| TASK DESCRIPTION |
Find each line containing the word "Natural" and report how many there are. Add nothing else.

| RECORDS FOR THE EXERCISE |
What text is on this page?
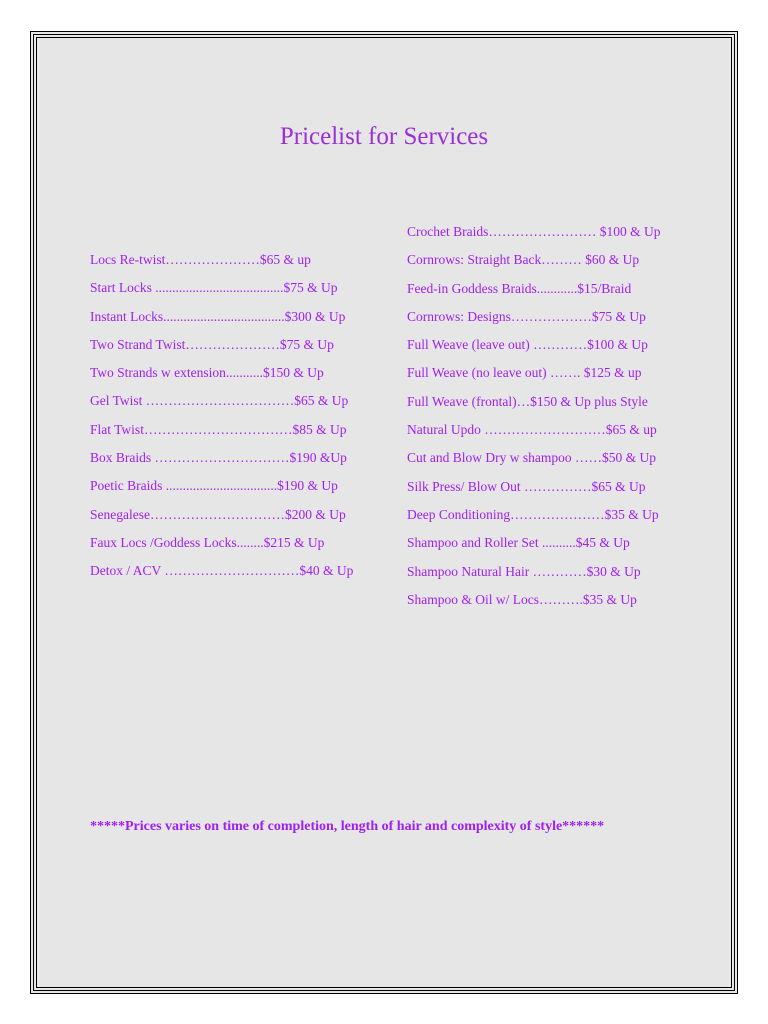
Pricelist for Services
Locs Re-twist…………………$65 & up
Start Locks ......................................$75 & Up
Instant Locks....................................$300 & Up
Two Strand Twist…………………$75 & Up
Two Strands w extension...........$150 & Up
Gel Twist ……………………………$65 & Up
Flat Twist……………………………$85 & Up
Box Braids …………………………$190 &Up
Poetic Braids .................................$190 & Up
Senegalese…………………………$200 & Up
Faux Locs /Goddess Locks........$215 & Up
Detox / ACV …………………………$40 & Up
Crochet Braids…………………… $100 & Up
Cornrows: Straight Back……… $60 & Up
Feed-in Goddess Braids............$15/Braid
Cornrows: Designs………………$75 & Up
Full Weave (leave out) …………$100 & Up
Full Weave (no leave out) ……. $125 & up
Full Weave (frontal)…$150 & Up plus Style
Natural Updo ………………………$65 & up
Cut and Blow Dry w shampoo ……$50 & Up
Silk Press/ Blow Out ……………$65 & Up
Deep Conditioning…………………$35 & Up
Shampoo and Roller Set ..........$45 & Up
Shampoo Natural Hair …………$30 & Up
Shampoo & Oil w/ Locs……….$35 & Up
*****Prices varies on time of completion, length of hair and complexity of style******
==
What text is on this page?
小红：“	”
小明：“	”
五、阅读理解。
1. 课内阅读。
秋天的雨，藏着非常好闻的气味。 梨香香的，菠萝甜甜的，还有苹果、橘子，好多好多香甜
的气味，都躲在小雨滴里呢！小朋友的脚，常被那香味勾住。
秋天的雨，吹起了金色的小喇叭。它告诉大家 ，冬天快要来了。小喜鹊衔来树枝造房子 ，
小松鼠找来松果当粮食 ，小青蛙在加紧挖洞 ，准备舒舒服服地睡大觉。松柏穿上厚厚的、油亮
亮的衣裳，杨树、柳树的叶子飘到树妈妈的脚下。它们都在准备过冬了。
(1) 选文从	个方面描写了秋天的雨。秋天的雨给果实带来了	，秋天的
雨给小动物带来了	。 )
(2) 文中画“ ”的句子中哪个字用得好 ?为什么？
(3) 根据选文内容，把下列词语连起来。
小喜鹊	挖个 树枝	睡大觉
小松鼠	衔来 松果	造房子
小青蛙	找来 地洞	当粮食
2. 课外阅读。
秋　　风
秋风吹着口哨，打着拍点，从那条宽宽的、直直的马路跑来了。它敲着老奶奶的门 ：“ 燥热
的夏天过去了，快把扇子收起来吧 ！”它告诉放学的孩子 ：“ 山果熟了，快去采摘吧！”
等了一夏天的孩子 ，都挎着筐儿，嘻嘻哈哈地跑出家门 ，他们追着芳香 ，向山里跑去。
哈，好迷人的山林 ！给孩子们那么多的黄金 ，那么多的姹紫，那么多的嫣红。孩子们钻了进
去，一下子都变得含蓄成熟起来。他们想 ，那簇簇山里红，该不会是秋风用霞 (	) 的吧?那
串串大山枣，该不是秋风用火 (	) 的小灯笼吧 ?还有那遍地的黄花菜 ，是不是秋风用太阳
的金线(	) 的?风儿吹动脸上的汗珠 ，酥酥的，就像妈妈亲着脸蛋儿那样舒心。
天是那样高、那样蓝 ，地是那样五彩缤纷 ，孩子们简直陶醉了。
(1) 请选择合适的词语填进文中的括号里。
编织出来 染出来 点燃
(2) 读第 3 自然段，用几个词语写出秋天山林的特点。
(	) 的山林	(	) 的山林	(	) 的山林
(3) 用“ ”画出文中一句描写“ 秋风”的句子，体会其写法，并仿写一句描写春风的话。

| WRITTEN ANSWER |
2